> SET EXERCISE
Below are records. Copy every line with "down" in it.

#### EXERCISE INPUTS ####

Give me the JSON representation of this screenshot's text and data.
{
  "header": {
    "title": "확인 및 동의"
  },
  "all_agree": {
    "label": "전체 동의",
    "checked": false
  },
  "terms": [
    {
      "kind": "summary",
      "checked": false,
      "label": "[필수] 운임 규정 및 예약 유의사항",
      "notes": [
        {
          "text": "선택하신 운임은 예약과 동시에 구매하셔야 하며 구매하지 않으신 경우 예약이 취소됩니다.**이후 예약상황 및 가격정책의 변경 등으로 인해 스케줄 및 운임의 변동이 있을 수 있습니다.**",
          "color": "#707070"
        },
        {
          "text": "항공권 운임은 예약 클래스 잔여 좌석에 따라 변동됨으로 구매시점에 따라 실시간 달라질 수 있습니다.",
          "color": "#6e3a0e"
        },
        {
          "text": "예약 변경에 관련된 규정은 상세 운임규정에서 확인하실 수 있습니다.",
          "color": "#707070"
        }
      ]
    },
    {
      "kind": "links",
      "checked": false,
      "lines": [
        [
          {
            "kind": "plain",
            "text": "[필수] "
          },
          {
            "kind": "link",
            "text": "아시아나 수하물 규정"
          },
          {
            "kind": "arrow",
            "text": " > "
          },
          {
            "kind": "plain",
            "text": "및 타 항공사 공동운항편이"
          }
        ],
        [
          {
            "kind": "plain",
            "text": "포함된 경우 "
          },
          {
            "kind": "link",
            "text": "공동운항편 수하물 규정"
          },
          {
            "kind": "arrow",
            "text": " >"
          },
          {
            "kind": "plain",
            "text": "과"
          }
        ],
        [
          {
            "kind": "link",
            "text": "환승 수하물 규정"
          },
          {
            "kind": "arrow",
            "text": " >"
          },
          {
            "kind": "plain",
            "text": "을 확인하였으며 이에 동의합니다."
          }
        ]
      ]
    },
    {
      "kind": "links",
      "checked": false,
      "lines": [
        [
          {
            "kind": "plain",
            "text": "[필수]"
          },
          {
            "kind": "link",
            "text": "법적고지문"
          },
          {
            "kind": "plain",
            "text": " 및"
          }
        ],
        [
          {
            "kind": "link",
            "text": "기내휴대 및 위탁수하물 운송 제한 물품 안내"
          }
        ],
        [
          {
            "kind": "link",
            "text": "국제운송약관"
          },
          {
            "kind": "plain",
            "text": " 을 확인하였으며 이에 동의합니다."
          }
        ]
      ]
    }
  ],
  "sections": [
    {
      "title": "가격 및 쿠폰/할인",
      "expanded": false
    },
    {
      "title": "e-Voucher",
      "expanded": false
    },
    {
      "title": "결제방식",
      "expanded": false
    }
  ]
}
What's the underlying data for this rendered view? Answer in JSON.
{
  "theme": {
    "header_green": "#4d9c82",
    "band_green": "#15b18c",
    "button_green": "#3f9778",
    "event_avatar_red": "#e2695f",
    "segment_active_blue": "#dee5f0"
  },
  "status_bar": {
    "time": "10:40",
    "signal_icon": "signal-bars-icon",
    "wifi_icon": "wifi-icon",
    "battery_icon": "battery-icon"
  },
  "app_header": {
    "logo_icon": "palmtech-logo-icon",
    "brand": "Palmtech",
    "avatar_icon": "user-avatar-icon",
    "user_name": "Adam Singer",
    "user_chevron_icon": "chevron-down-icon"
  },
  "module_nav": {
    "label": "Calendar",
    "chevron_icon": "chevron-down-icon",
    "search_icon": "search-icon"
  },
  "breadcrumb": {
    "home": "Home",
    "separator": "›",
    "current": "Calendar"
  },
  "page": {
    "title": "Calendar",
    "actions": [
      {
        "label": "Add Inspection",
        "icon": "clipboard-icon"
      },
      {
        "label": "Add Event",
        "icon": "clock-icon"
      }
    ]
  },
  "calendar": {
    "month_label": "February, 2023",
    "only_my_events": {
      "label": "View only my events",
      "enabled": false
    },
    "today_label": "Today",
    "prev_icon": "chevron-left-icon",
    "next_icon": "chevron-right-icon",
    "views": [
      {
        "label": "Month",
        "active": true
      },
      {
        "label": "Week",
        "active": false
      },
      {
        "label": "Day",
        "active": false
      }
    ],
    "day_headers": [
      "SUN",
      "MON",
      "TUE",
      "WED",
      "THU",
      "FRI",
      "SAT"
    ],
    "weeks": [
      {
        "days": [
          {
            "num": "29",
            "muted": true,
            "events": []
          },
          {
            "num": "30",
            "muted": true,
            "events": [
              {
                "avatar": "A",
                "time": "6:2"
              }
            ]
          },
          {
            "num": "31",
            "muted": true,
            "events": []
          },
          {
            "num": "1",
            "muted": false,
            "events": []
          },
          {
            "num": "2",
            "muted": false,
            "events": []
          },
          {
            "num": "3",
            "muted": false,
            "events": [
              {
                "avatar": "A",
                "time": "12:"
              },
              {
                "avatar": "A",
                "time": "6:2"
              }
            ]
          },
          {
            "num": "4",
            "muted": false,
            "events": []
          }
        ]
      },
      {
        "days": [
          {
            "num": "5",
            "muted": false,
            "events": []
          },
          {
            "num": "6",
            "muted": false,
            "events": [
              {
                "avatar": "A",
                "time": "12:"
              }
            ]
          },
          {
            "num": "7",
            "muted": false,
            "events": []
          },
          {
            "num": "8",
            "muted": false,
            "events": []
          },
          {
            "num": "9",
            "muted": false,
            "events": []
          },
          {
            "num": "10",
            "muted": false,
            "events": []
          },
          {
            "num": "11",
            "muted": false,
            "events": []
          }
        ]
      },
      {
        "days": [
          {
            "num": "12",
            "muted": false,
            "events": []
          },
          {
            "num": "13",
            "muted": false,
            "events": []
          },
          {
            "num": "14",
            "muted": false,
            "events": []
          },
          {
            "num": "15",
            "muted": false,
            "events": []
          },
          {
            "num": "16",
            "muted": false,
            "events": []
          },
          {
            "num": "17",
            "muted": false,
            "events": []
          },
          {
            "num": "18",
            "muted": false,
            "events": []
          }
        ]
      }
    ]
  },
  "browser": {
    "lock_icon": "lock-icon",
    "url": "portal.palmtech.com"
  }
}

####

> TASK RESPONSE
    "user_chevron_icon": "chevron-down-icon"
    "chevron_icon": "chevron-down-icon",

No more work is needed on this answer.